REQUIRED WORK:
A faithful transcription of all the data is required.

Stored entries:
>> start

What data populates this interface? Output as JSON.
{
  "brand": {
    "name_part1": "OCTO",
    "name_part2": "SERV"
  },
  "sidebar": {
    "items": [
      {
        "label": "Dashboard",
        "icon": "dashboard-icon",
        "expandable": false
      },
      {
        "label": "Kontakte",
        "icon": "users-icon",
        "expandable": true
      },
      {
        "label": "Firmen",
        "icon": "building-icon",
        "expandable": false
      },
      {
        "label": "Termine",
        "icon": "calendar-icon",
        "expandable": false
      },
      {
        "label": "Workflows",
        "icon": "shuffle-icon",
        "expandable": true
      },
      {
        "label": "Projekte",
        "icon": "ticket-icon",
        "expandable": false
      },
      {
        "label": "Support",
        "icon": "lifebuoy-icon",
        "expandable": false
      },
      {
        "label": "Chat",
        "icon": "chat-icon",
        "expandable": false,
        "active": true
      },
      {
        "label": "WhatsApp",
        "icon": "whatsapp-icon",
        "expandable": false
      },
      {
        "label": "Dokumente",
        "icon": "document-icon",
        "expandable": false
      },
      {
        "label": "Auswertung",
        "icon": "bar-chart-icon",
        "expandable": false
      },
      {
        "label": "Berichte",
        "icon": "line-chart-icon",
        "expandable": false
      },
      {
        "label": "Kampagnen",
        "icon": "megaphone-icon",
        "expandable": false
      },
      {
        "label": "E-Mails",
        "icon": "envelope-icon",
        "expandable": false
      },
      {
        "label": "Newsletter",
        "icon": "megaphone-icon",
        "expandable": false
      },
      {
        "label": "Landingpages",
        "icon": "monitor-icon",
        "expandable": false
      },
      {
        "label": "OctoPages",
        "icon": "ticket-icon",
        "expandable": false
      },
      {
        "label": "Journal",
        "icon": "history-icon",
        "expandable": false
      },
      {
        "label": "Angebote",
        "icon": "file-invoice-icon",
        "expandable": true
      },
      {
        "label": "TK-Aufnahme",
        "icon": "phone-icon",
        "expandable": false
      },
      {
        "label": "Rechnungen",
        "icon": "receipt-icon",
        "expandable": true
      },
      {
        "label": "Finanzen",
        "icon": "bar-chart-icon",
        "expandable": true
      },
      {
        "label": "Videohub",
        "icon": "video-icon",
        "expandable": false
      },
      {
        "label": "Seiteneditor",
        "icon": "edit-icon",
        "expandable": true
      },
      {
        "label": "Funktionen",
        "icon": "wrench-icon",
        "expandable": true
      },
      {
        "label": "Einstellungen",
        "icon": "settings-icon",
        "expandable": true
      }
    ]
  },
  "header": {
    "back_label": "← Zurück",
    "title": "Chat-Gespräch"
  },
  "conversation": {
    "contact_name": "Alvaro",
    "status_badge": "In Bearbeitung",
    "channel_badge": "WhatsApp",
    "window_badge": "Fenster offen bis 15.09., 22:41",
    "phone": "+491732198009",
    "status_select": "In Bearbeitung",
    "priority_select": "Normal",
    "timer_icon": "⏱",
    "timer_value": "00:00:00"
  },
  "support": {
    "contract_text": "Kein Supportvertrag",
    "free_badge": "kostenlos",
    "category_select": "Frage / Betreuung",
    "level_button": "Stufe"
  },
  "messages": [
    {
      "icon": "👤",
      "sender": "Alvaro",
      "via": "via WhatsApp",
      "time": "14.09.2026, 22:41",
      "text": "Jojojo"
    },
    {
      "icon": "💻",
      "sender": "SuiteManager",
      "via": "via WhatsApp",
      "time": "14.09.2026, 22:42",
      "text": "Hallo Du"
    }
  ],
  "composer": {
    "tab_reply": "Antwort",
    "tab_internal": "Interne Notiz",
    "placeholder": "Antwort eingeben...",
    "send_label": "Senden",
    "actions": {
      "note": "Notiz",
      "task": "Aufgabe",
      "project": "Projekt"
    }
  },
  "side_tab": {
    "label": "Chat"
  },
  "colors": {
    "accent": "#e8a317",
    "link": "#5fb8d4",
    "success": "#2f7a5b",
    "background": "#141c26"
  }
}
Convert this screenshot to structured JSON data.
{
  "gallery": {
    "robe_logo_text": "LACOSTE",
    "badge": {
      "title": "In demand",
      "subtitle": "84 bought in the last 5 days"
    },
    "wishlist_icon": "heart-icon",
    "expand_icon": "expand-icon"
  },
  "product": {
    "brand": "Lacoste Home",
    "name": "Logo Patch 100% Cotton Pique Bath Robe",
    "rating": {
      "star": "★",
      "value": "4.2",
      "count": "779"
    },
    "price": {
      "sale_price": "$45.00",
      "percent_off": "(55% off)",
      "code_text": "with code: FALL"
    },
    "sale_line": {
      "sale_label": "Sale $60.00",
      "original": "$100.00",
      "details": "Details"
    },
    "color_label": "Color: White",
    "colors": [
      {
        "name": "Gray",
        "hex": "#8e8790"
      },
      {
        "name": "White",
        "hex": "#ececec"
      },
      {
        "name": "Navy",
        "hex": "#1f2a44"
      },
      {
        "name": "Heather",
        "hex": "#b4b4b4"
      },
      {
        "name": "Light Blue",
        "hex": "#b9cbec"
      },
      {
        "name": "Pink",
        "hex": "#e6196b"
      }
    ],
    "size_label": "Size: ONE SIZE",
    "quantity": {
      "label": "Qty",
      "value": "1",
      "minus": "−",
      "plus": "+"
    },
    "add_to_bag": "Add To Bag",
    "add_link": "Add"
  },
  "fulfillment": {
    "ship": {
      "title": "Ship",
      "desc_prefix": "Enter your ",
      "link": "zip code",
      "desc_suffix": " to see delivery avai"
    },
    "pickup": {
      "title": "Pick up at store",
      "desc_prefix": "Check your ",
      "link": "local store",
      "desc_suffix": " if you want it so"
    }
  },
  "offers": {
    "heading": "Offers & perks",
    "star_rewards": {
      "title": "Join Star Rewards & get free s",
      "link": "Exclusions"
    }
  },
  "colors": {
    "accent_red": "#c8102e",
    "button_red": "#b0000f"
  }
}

>> end

WRITTEN SOLUTION:
What data populates this interface? Output as JSON.
{
  "brand": {
    "name_part1": "OCTO",
    "name_part2": "SERV"
  },
  "sidebar": {
    "items": [
      {
        "label": "Dashboard",
        "icon": "dashboard-icon",
        "expandable": false
      },
      {
        "label": "Kontakte",
        "icon": "users-icon",
        "expandable": true
      },
      {
        "label": "Firmen",
        "icon": "building-icon",
        "expandable": false
      },
      {
        "label": "Termine",
        "icon": "calendar-icon",
        "expandable": false
      },
      {
        "label": "Workflows",
        "icon": "shuffle-icon",
        "expandable": true
      },
      {
        "label": "Projekte",
        "icon": "ticket-icon",
        "expandable": false
      },
      {
        "label": "Support",
        "icon": "lifebuoy-icon",
        "expandable": false
      },
      {
        "label": "Chat",
        "icon": "chat-icon",
        "expandable": false,
        "active": true
      },
      {
        "label": "WhatsApp",
        "icon": "whatsapp-icon",
        "expandable": false
      },
      {
        "label": "Dokumente",
        "icon": "document-icon",
        "expandable": false
      },
      {
        "label": "Auswertung",
        "icon": "bar-chart-icon",
        "expandable": false
      },
      {
        "label": "Berichte",
        "icon": "line-chart-icon",
        "expandable": false
      },
      {
        "label": "Kampagnen",
        "icon": "megaphone-icon",
        "expandable": false
      },
      {
        "label": "E-Mails",
        "icon": "envelope-icon",
        "expandable": false
      },
      {
        "label": "Newsletter",
        "icon": "megaphone-icon",
        "expandable": false
      },
      {
        "label": "Landingpages",
        "icon": "monitor-icon",
        "expandable": false
      },
      {
        "label": "OctoPages",
        "icon": "ticket-icon",
        "expandable": false
      },
      {
        "label": "Journal",
        "icon": "history-icon",
        "expandable": false
      },
      {
        "label": "Angebote",
        "icon": "file-invoice-icon",
        "expandable": true
      },
      {
        "label": "TK-Aufnahme",
        "icon": "phone-icon",
        "expandable": false
      },
      {
        "label": "Rechnungen",
        "icon": "receipt-icon",
        "expandable": true
      },
      {
        "label": "Finanzen",
        "icon": "bar-chart-icon",
        "expandable": true
      },
      {
        "label": "Videohub",
        "icon": "video-icon",
        "expandable": false
      },
      {
        "label": "Seiteneditor",
        "icon": "edit-icon",
        "expandable": true
      },
      {
        "label": "Funktionen",
        "icon": "wrench-icon",
        "expandable": true
      },
      {
        "label": "Einstellungen",
        "icon": "settings-icon",
        "expandable": true
      }
    ]
  },
  "header": {
    "back_label": "← Zurück",
    "title": "Chat-Gespräch"
  },
  "conversation": {
    "contact_name": "Alvaro",
    "status_badge": "In Bearbeitung",
    "channel_badge": "WhatsApp",
    "window_badge": "Fenster offen bis 15.09., 22:41",
    "phone": "+491732198009",
    "status_select": "In Bearbeitung",
    "priority_select": "Normal",
    "timer_icon": "⏱",
    "timer_value": "00:00:00"
  },
  "support": {
    "contract_text": "Kein Supportvertrag",
    "free_badge": "kostenlos",
    "category_select": "Frage / Betreuung",
    "level_button": "Stufe"
  },
  "messages": [
    {
      "icon": "👤",
      "sender": "Alvaro",
      "via": "via WhatsApp",
      "time": "14.09.2026, 22:41",
      "text": "Jojojo"
    },
    {
      "icon": "💻",
      "sender": "SuiteManager",
      "via": "via WhatsApp",
      "time": "14.09.2026, 22:42",
      "text": "Hallo Du"
    }
  ],
  "composer": {
    "tab_reply": "Antwort",
    "tab_internal": "Interne Notiz",
    "placeholder": "Antwort eingeben...",
    "send_label": "Senden",
    "actions": {
      "note": "Notiz",
      "task": "Aufgabe",
      "project": "Projekt"
    }
  },
  "side_tab": {
    "label": "Chat"
  },
  "colors": {
    "accent": "#e8a317",
    "link": "#5fb8d4",
    "success": "#2f7a5b",
    "background": "#141c26"
  }
}
Convert this screenshot to structured JSON data.
{
  "gallery": {
    "robe_logo_text": "LACOSTE",
    "badge": {
      "title": "In demand",
      "subtitle": "84 bought in the last 5 days"
    },
    "wishlist_icon": "heart-icon",
    "expand_icon": "expand-icon"
  },
  "product": {
    "brand": "Lacoste Home",
    "name": "Logo Patch 100% Cotton Pique Bath Robe",
    "rating": {
      "star": "★",
      "value": "4.2",
      "count": "779"
    },
    "price": {
      "sale_price": "$45.00",
      "percent_off": "(55% off)",
      "code_text": "with code: FALL"
    },
    "sale_line": {
      "sale_label": "Sale $60.00",
      "original": "$100.00",
      "details": "Details"
    },
    "color_label": "Color: White",
    "colors": [
      {
        "name": "Gray",
        "hex": "#8e8790"
      },
      {
        "name": "White",
        "hex": "#ececec"
      },
      {
        "name": "Navy",
        "hex": "#1f2a44"
      },
      {
        "name": "Heather",
        "hex": "#b4b4b4"
      },
      {
        "name": "Light Blue",
        "hex": "#b9cbec"
      },
      {
        "name": "Pink",
        "hex": "#e6196b"
      }
    ],
    "size_label": "Size: ONE SIZE",
    "quantity": {
      "label": "Qty",
      "value": "1",
      "minus": "−",
      "plus": "+"
    },
    "add_to_bag": "Add To Bag",
    "add_link": "Add"
  },
  "fulfillment": {
    "ship": {
      "title": "Ship",
      "desc_prefix": "Enter your ",
      "link": "zip code",
      "desc_suffix": " to see delivery avai"
    },
    "pickup": {
      "title": "Pick up at store",
      "desc_prefix": "Check your ",
      "link": "local store",
      "desc_suffix": " if you want it so"
    }
  },
  "offers": {
    "heading": "Offers & perks",
    "star_rewards": {
      "title": "Join Star Rewards & get free s",
      "link": "Exclusions"
    }
  },
  "colors": {
    "accent_red": "#c8102e",
    "button_red": "#b0000f"
  }
}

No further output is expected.